— Begin —

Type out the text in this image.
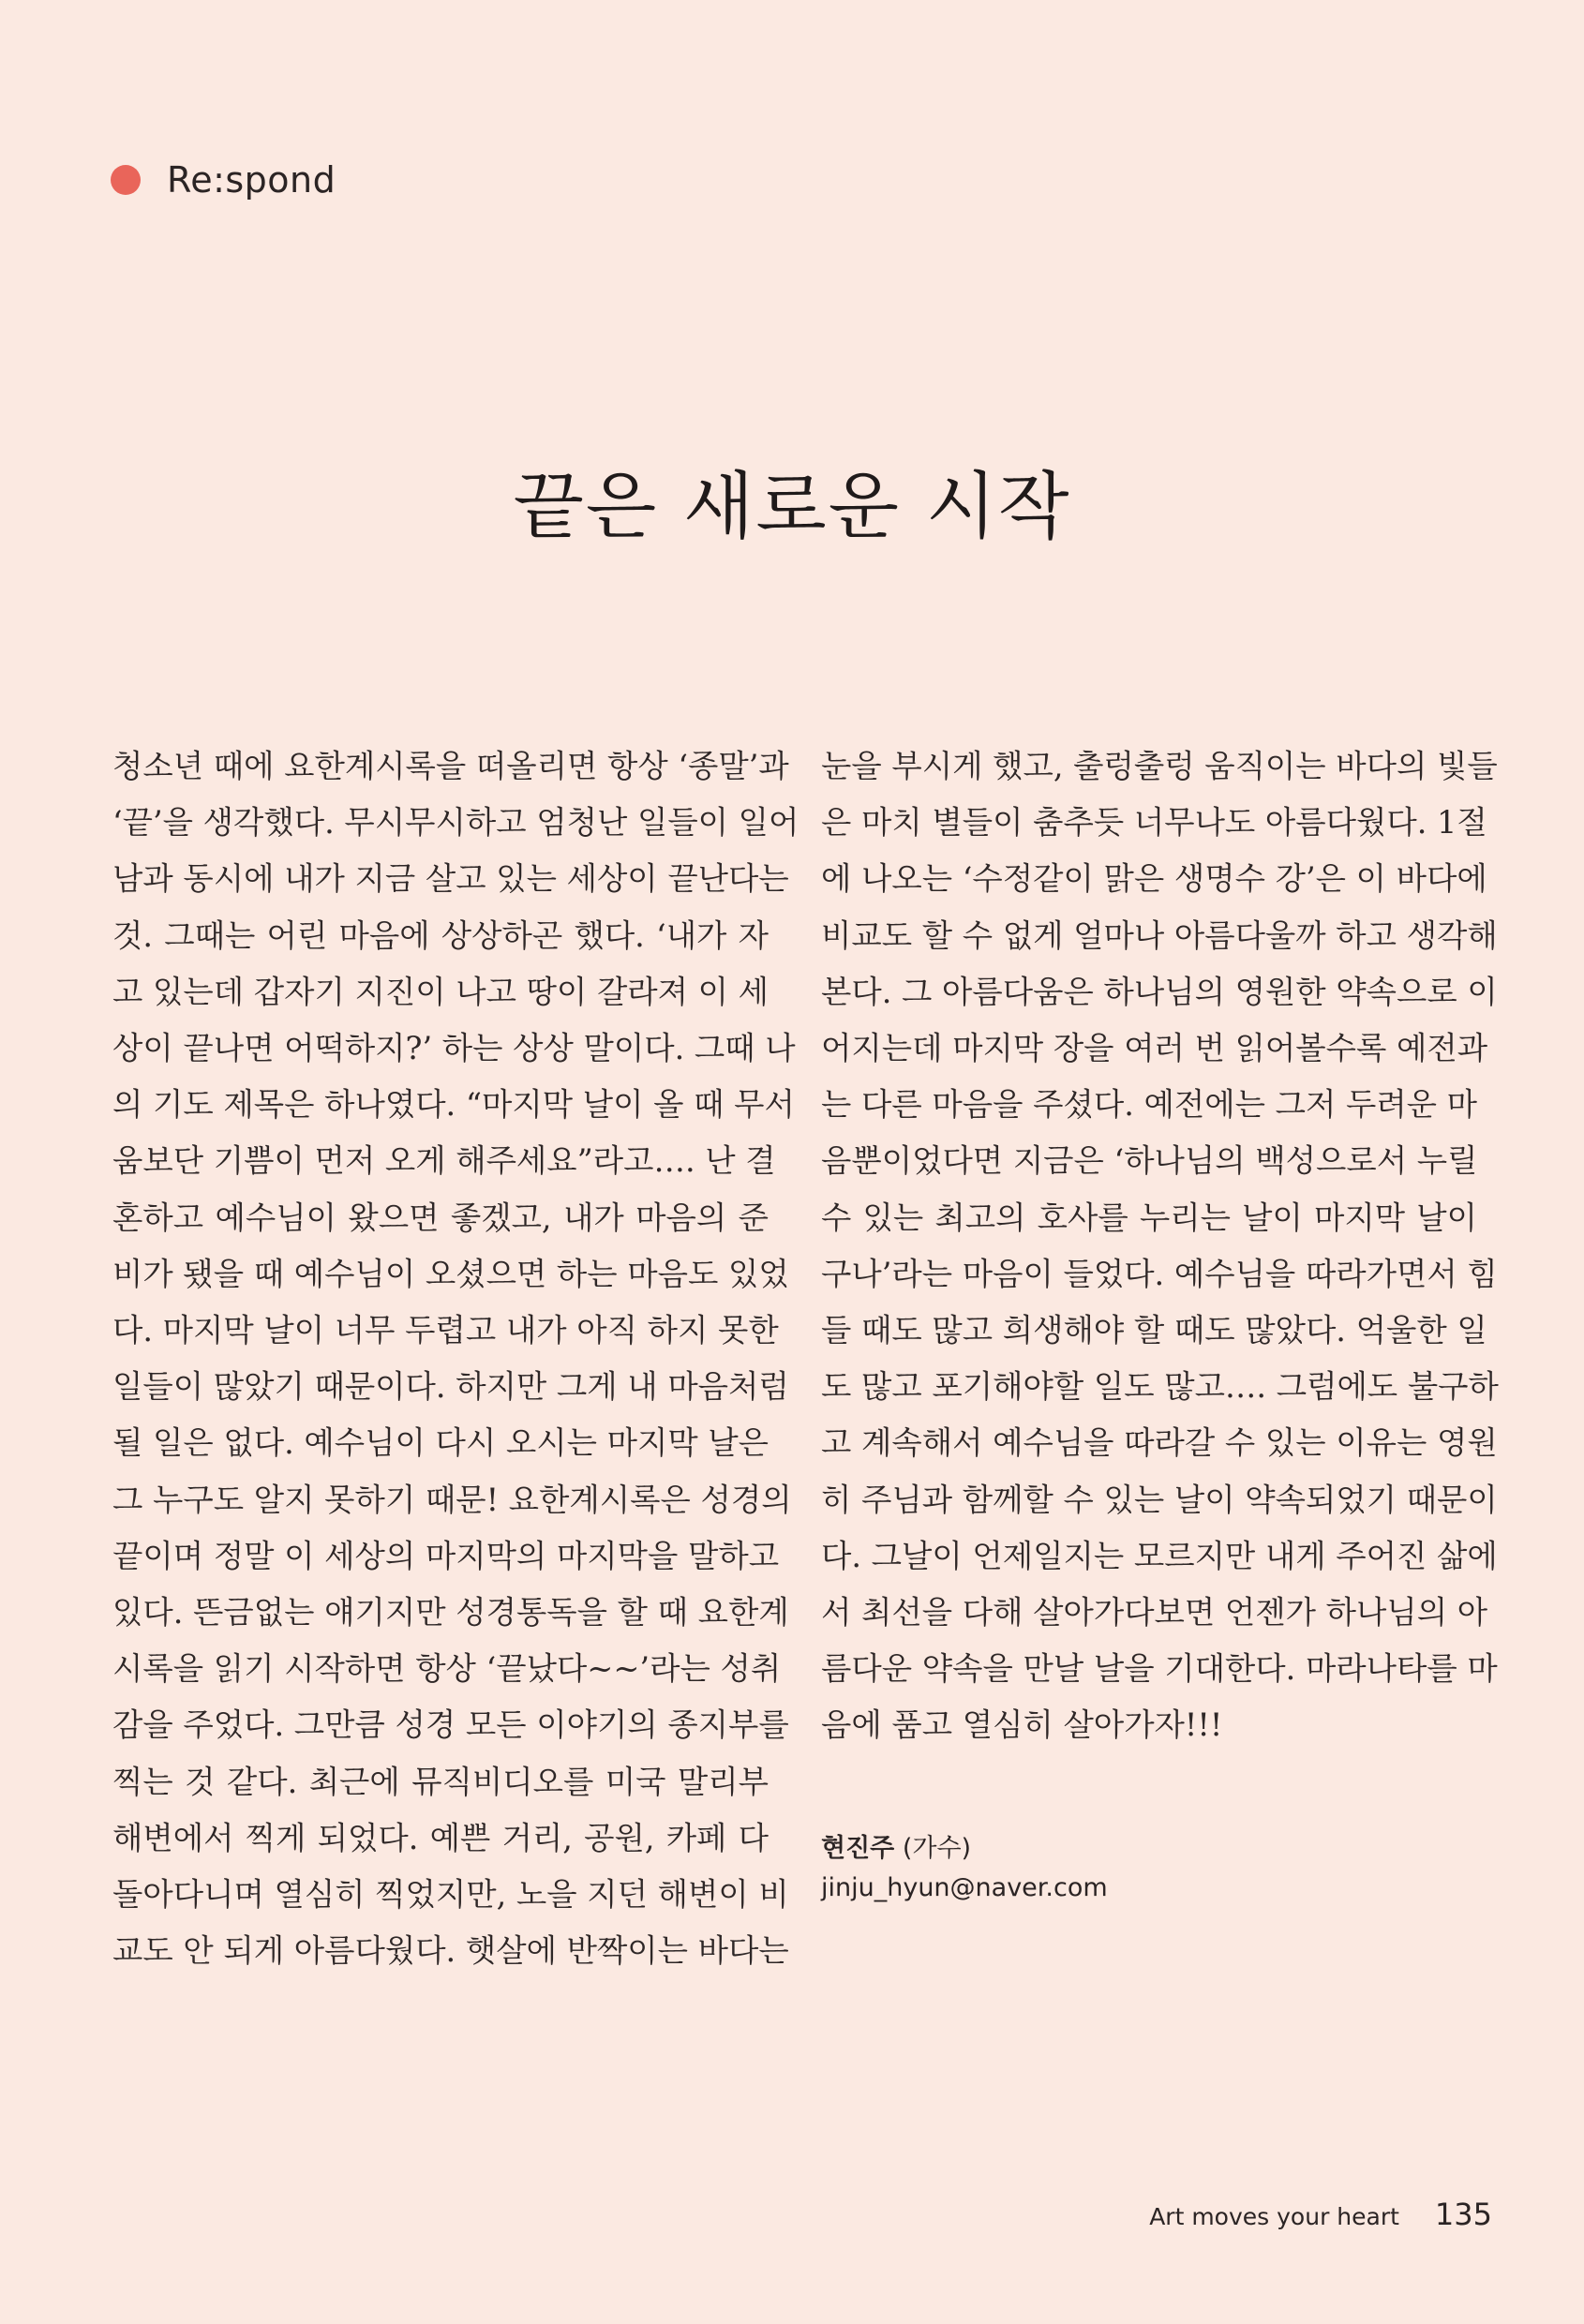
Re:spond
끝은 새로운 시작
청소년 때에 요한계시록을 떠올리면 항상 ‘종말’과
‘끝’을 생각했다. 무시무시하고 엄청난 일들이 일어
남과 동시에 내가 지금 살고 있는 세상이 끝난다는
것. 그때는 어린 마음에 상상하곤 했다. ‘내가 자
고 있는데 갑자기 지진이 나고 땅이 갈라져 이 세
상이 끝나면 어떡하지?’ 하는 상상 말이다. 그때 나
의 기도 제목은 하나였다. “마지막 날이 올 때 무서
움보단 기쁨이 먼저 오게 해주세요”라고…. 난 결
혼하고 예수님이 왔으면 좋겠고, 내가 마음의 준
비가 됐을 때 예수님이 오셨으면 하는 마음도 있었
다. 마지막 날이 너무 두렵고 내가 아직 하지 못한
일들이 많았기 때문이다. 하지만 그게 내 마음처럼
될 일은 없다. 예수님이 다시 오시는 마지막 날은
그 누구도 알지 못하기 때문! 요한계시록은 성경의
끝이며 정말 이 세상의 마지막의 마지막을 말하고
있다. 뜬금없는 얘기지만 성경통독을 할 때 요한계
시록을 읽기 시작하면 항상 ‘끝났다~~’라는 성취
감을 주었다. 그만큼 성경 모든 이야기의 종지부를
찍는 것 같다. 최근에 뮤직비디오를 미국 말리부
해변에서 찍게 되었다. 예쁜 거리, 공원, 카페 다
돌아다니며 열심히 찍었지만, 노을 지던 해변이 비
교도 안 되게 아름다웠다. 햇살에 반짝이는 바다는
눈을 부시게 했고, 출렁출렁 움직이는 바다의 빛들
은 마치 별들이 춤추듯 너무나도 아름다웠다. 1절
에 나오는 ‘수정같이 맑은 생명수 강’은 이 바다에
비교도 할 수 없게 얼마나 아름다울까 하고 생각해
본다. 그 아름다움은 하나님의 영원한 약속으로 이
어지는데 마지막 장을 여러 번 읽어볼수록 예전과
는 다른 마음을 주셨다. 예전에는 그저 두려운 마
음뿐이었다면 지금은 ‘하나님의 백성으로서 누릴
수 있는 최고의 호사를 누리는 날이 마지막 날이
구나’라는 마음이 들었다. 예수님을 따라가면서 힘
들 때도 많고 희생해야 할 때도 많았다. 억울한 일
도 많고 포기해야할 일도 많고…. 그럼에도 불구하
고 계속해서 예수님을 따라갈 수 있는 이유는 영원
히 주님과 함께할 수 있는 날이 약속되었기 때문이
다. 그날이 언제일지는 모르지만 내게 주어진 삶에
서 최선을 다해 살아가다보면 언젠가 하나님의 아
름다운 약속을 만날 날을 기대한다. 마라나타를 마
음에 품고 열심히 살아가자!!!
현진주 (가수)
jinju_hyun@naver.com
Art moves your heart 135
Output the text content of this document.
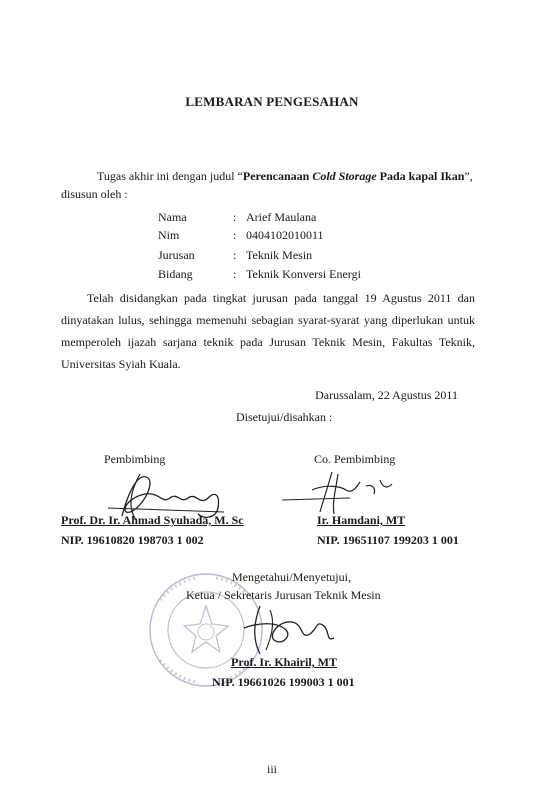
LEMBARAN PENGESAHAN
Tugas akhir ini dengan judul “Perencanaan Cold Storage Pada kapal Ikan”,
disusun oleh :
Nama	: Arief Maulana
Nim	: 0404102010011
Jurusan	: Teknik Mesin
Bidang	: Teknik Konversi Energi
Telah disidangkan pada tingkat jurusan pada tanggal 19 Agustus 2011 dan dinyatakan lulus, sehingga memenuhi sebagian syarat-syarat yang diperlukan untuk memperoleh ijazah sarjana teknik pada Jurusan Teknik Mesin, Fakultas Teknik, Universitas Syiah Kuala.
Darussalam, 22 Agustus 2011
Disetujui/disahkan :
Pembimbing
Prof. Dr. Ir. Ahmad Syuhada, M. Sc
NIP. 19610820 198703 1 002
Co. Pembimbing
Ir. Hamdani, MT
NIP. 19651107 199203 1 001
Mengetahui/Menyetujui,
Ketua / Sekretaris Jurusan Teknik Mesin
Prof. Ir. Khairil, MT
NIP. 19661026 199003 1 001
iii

— End —

The request:
Skip the pictures and transcribe the rest of the records exactly.

Solution:
Type out the text in this image.
Re:spond
끝은 새로운 시작
청소년 때에 요한계시록을 떠올리면 항상 ‘종말’과
‘끝’을 생각했다. 무시무시하고 엄청난 일들이 일어
남과 동시에 내가 지금 살고 있는 세상이 끝난다는
것. 그때는 어린 마음에 상상하곤 했다. ‘내가 자
고 있는데 갑자기 지진이 나고 땅이 갈라져 이 세
상이 끝나면 어떡하지?’ 하는 상상 말이다. 그때 나
의 기도 제목은 하나였다. “마지막 날이 올 때 무서
움보단 기쁨이 먼저 오게 해주세요”라고…. 난 결
혼하고 예수님이 왔으면 좋겠고, 내가 마음의 준
비가 됐을 때 예수님이 오셨으면 하는 마음도 있었
다. 마지막 날이 너무 두렵고 내가 아직 하지 못한
일들이 많았기 때문이다. 하지만 그게 내 마음처럼
될 일은 없다. 예수님이 다시 오시는 마지막 날은
그 누구도 알지 못하기 때문! 요한계시록은 성경의
끝이며 정말 이 세상의 마지막의 마지막을 말하고
있다. 뜬금없는 얘기지만 성경통독을 할 때 요한계
시록을 읽기 시작하면 항상 ‘끝났다~~’라는 성취
감을 주었다. 그만큼 성경 모든 이야기의 종지부를
찍는 것 같다. 최근에 뮤직비디오를 미국 말리부
해변에서 찍게 되었다. 예쁜 거리, 공원, 카페 다
돌아다니며 열심히 찍었지만, 노을 지던 해변이 비
교도 안 되게 아름다웠다. 햇살에 반짝이는 바다는
눈을 부시게 했고, 출렁출렁 움직이는 바다의 빛들
은 마치 별들이 춤추듯 너무나도 아름다웠다. 1절
에 나오는 ‘수정같이 맑은 생명수 강’은 이 바다에
비교도 할 수 없게 얼마나 아름다울까 하고 생각해
본다. 그 아름다움은 하나님의 영원한 약속으로 이
어지는데 마지막 장을 여러 번 읽어볼수록 예전과
는 다른 마음을 주셨다. 예전에는 그저 두려운 마
음뿐이었다면 지금은 ‘하나님의 백성으로서 누릴
수 있는 최고의 호사를 누리는 날이 마지막 날이
구나’라는 마음이 들었다. 예수님을 따라가면서 힘
들 때도 많고 희생해야 할 때도 많았다. 억울한 일
도 많고 포기해야할 일도 많고…. 그럼에도 불구하
고 계속해서 예수님을 따라갈 수 있는 이유는 영원
히 주님과 함께할 수 있는 날이 약속되었기 때문이
다. 그날이 언제일지는 모르지만 내게 주어진 삶에
서 최선을 다해 살아가다보면 언젠가 하나님의 아
름다운 약속을 만날 날을 기대한다. 마라나타를 마
음에 품고 열심히 살아가자!!!
현진주 (가수)
jinju_hyun@naver.com
Art moves your heart 135
Output the text content of this document.
LEMBARAN PENGESAHAN
Tugas akhir ini dengan judul “Perencanaan Cold Storage Pada kapal Ikan”,
disusun oleh :
Nama	: Arief Maulana
Nim	: 0404102010011
Jurusan	: Teknik Mesin
Bidang	: Teknik Konversi Energi
Telah disidangkan pada tingkat jurusan pada tanggal 19 Agustus 2011 dan dinyatakan lulus, sehingga memenuhi sebagian syarat-syarat yang diperlukan untuk memperoleh ijazah sarjana teknik pada Jurusan Teknik Mesin, Fakultas Teknik, Universitas Syiah Kuala.
Darussalam, 22 Agustus 2011
Disetujui/disahkan :
Pembimbing
Prof. Dr. Ir. Ahmad Syuhada, M. Sc
NIP. 19610820 198703 1 002
Co. Pembimbing
Ir. Hamdani, MT
NIP. 19651107 199203 1 001
Mengetahui/Menyetujui,
Ketua / Sekretaris Jurusan Teknik Mesin
Prof. Ir. Khairil, MT
NIP. 19661026 199003 1 001
iii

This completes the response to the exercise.